• PASSAGE PROVIDED
/---

Now it's out, thanks mainly to Seattle Citizens Against the Tunnel (SCAT), an anti-tunnel group who spread the document and appendices through e-mail and a news conference Monday.
But the June 23 draft document has been available to anybody who types the right keywords into Google. This writer, having recently been turned down by DOT, tried Googling "WSDOT initial finance plan" shortly after SCAT's announcement, curious about whether any special derring-do caused the leak. Turns out, a cached version of the main 49-page document , from a state FTP site, is right here.
All the numbers in the plan are identical or nearly identical to what was already in the public domain, through news interviews, the environmental impact statement, DOT fliers, and especially the January 2010 tolling study. Part of the package is an application by DOT to gain permission to toll from the Federal Highway Administration, which is contributing to the project.
Based on a quick look, here are highlights:
* The state suggests it can finance the tunnel even in the event DOT cannot raise a planned $400 million in toll-backed bonds. The following passage addresses what DOT considers a low-probablility scenario where the Legislature balks at tolling the tunnel:
However, if the authority to sell bonds paid by toll revenue is not granted, WSDOT will work with the legislature to find alternative sources of funding. Options may include a mix of the following: reducing or deferring other WSDOT projects within the state, alternative financing with private parties, perhaps pursuing other federal programs like the Transportation Infrastructure Finance and Innovation Act (TIFIA), revising use of other funding from Port or local sources, or perhaps using the capacity within WSDOT's federal program.
* The state says that recent analysis is honing in on peak toll rates of $3.50 to $4 per trip, in 2015 dollars. These are somewhat cheaper than the top-end price in the environmental-impact statement, peaking at $4 to $5. High tolls are expected to cause serious diversion and congestion on city streets. The state acknowledges they need to be lower.
* More tolling studies are planned through 2012. Toll-backed bonds would be sold in 2014, and the tunnel open to traffic in early 2016.
* There is not a detailed cash-flow spreadsheet, to show the finance payments over 25-30 years. That level of "investment grade" study is due later.

\---

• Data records
/---

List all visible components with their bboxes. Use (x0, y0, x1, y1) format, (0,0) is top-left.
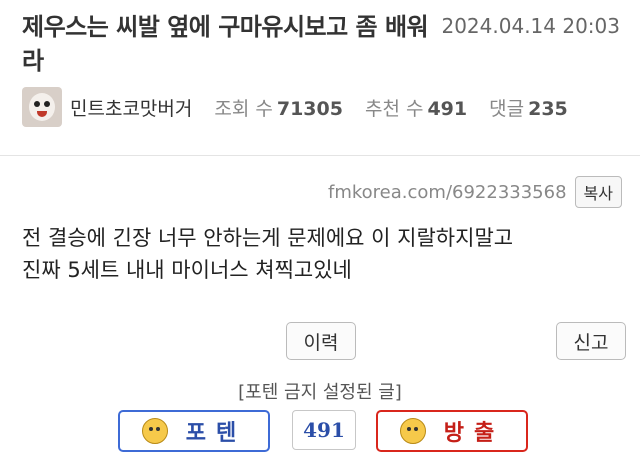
views-count: 71305 (276, 97, 343, 120)
divider (0, 155, 640, 156)
comments-stat[interactable]: 댓글 235 (489, 94, 568, 121)
url-row: fmkorea.com/6922333568 복사 (328, 176, 622, 208)
upvote-label: 포텐 (185, 421, 247, 446)
thumbs-down-face-icon (399, 418, 426, 444)
views-stat: 조회 수 71305 (214, 94, 343, 121)
report-button[interactable]: 신고 (556, 322, 626, 360)
avatar[interactable] (22, 87, 62, 127)
views-label: 조회 수 (214, 97, 273, 120)
downvote-label: 방출 (443, 421, 505, 446)
recommend-count: 491 (427, 97, 468, 120)
upvote-button[interactable]: 포텐 (118, 410, 270, 452)
author-name[interactable]: 민트초코맛버거 (70, 94, 192, 121)
recommend-stat: 추천 수 491 (365, 94, 467, 121)
post-body: 전 결승에 긴장 너무 안하는게 문제에요 이 지랄하지말고 진짜 5세트 내내… (22, 222, 513, 286)
post-title: 제우스는 씨발 옆에 구마유시보고 좀 배워라 (22, 13, 429, 75)
history-button[interactable]: 이력 (286, 322, 356, 360)
recommend-label: 추천 수 (364, 97, 424, 120)
vote-count: 491 (292, 410, 356, 450)
potential-ban-notice: [포텐 금지 설정된 글] (238, 382, 402, 403)
post-date: 2024.04.14 20:03 (441, 14, 620, 38)
copy-button[interactable]: 복사 (574, 176, 622, 208)
body-line: 진짜 5세트 내내 마이너스 쳐찍고있네 (22, 258, 352, 282)
post-url[interactable]: fmkorea.com/6922333568 (328, 182, 567, 203)
thumbs-up-face-icon (141, 418, 168, 444)
downvote-button[interactable]: 방출 (376, 410, 528, 452)
body-line: 전 결승에 긴장 너무 안하는게 문제에요 이 지랄하지말고 (22, 226, 514, 250)
comments-label: 댓글 (489, 97, 525, 120)
comments-count: 235 (528, 97, 568, 120)
post-meta: 민트초코맛버거 조회 수 71305 추천 수 491 댓글 235 (22, 86, 590, 128)
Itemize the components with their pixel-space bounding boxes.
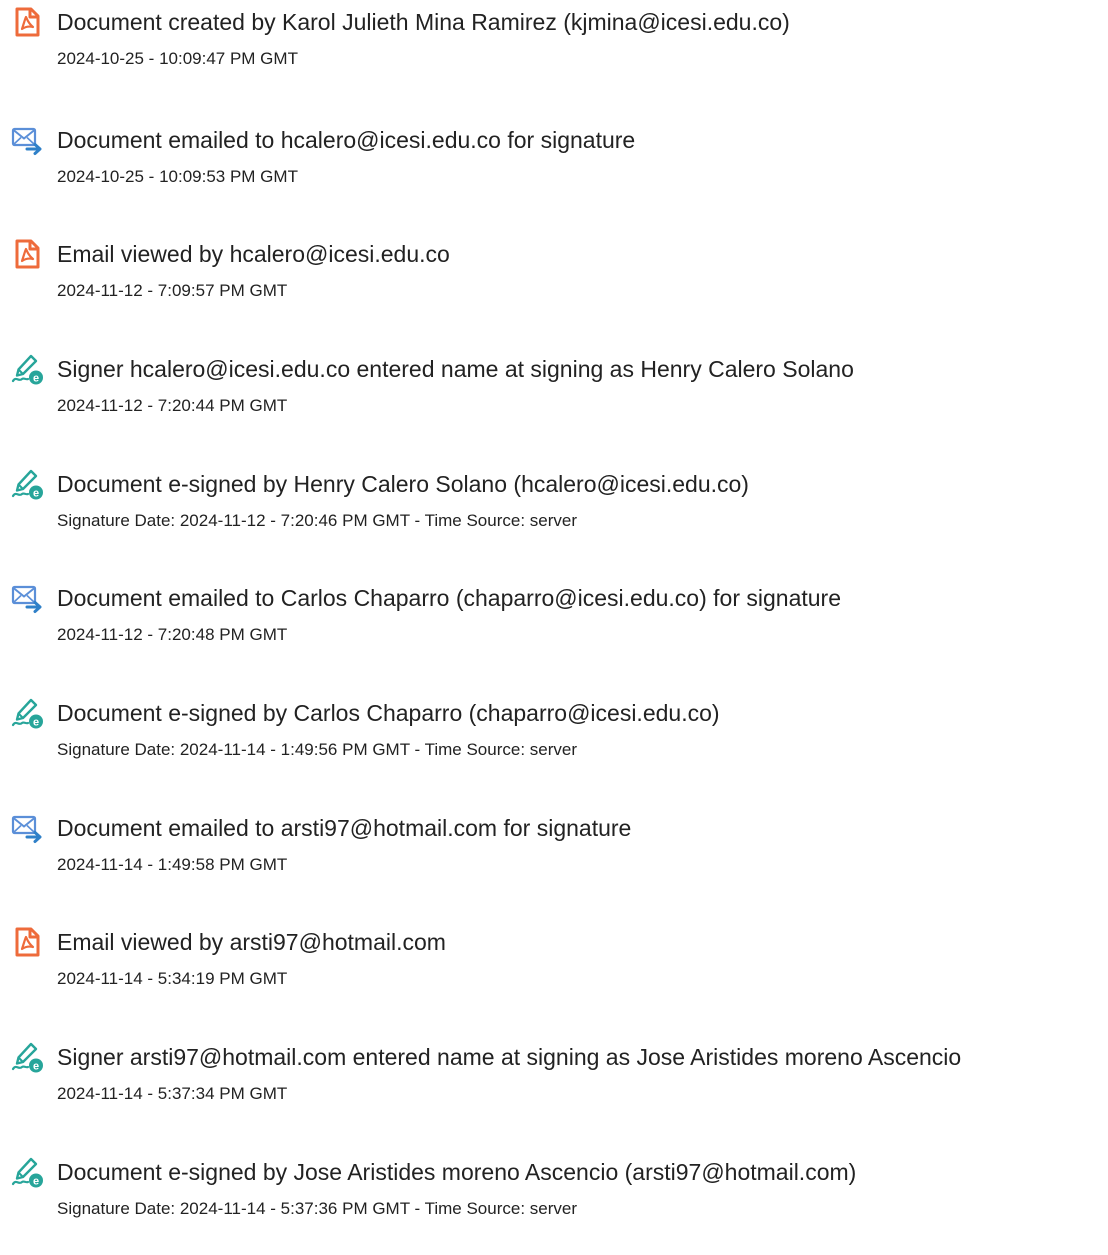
event-signer-entered-name: e Signer arsti97@hotmail.com entered nam… [0, 1040, 1108, 1140]
esign-pen-icon: e [10, 1040, 44, 1074]
pdf-document-icon [10, 237, 44, 271]
event-title: Document emailed to Carlos Chaparro (cha… [57, 585, 841, 611]
event-title: Signer arsti97@hotmail.com entered name … [57, 1044, 962, 1070]
esign-pen-icon: e [10, 1155, 44, 1189]
svg-text:e: e [33, 373, 39, 385]
event-timestamp: 2024-10-25 - 10:09:47 PM GMT [57, 49, 298, 68]
event-timestamp: 2024-11-12 - 7:20:44 PM GMT [57, 396, 288, 415]
event-document-emailed: Document emailed to hcalero@icesi.edu.co… [0, 123, 1108, 223]
event-title: Document emailed to hcalero@icesi.edu.co… [57, 127, 636, 153]
event-document-esigned: e Document e-signed by Jose Aristides mo… [0, 1155, 1108, 1255]
pdf-document-icon [10, 5, 44, 39]
esign-pen-icon: e [10, 696, 44, 730]
event-email-viewed: Email viewed by arsti97@hotmail.com 2024… [0, 925, 1108, 1025]
email-sent-icon [10, 811, 44, 845]
event-document-esigned: e Document e-signed by Carlos Chaparro (… [0, 696, 1108, 796]
event-title: Document e-signed by Carlos Chaparro (ch… [57, 700, 720, 726]
event-signature-date: Signature Date: 2024-11-14 - 1:49:56 PM … [57, 740, 577, 759]
svg-text:e: e [33, 1061, 39, 1073]
event-title: Document created by Karol Julieth Mina R… [57, 9, 790, 35]
event-timestamp: 2024-11-14 - 1:49:58 PM GMT [57, 855, 288, 874]
event-document-esigned: e Document e-signed by Henry Calero Sola… [0, 467, 1108, 567]
svg-text:e: e [33, 717, 39, 729]
svg-text:e: e [33, 488, 39, 500]
event-title: Email viewed by hcalero@icesi.edu.co [57, 241, 450, 267]
event-document-emailed: Document emailed to Carlos Chaparro (cha… [0, 581, 1108, 681]
esign-pen-icon: e [10, 352, 44, 386]
email-sent-icon [10, 123, 44, 157]
event-timestamp: 2024-10-25 - 10:09:53 PM GMT [57, 167, 298, 186]
event-document-emailed: Document emailed to arsti97@hotmail.com … [0, 811, 1108, 911]
esign-pen-icon: e [10, 467, 44, 501]
event-signature-date: Signature Date: 2024-11-14 - 5:37:36 PM … [57, 1199, 577, 1218]
event-document-created: Document created by Karol Julieth Mina R… [0, 5, 1108, 105]
event-signature-date: Signature Date: 2024-11-12 - 7:20:46 PM … [57, 511, 577, 530]
event-title: Document e-signed by Henry Calero Solano… [57, 471, 749, 497]
pdf-document-icon [10, 925, 44, 959]
event-timestamp: 2024-11-12 - 7:09:57 PM GMT [57, 281, 288, 300]
event-timestamp: 2024-11-14 - 5:37:34 PM GMT [57, 1084, 288, 1103]
event-timestamp: 2024-11-12 - 7:20:48 PM GMT [57, 625, 288, 644]
event-title: Document e-signed by Jose Aristides more… [57, 1159, 857, 1185]
event-title: Signer hcalero@icesi.edu.co entered name… [57, 356, 854, 382]
event-title: Email viewed by arsti97@hotmail.com [57, 929, 446, 955]
event-signer-entered-name: e Signer hcalero@icesi.edu.co entered na… [0, 352, 1108, 452]
event-timestamp: 2024-11-14 - 5:34:19 PM GMT [57, 969, 288, 988]
event-title: Document emailed to arsti97@hotmail.com … [57, 815, 632, 841]
event-email-viewed: Email viewed by hcalero@icesi.edu.co 202… [0, 237, 1108, 337]
svg-text:e: e [33, 1176, 39, 1188]
email-sent-icon [10, 581, 44, 615]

\---

• TASK LIST
1. Decide whether each statement below agrees with the article on the tunnel finance plan, answering yes or no and quoting the words of the article that settle it: (a) The main document was 49 pages long. (b) The peak toll rates now being considered are higher than the top-end price in the environmental impact statement. (c) The plan includes a detailed cash-flow spreadsheet of finance payments over 25-30 years.
2. Extend the article on the tunnel finance plan past its final sentence.

• RESPONSE LIST
1.
(a) Yes: "a cached version of the main 49-page document"
(b) No: "These are somewhat cheaper than the top-end price in the environmental-impact statement"
(c) No: "There is not a detailed cash-flow spreadsheet, to show the finance payments over 25-30 years."

2.
The $2 billion tunnel is the most disputed piece of a $3.1 billion program to replace the aging Alaskan Way Viaduct. Seattle city voters are mailing their ballots on Referendum 1, widely seen as an advisory vote to approve or reject a tunnel. A construction contract is already signed. Pro-tunnel government officials have said the work will continue regardless of the vote count.
The opposition Protect Seattle Now campaign, led by the Sierra Club and Real Change, hopes a "rejected" outcome will sway leaders to consider a combination of surface street, transit, and I-5 improvements, to reduce automobile dependence. The SCAT camp tends to favor a new or fixed elevated highway.
Last week, Highway 99 administrator Ron Paananen told reporters there is not much new in the financial plan, a comment that turns out to be largely true. Nonetheless, DOT withheld the draft document, saying it was part of a deliberative process.
Randy Everett, a major projects oversight manager for FHWA, said Monday the plan "will have the information showing we have the finances to build the project," and that it currently "is in the final stages of review."
When the day began, Protect Seattle Now declared it "Day 13 of the State's Cover Up of the Finance Plan for the Tolled Tunnel," while the Tacoma News Tribune said "WSDOT's secrecy undercuts its own tunnel plans."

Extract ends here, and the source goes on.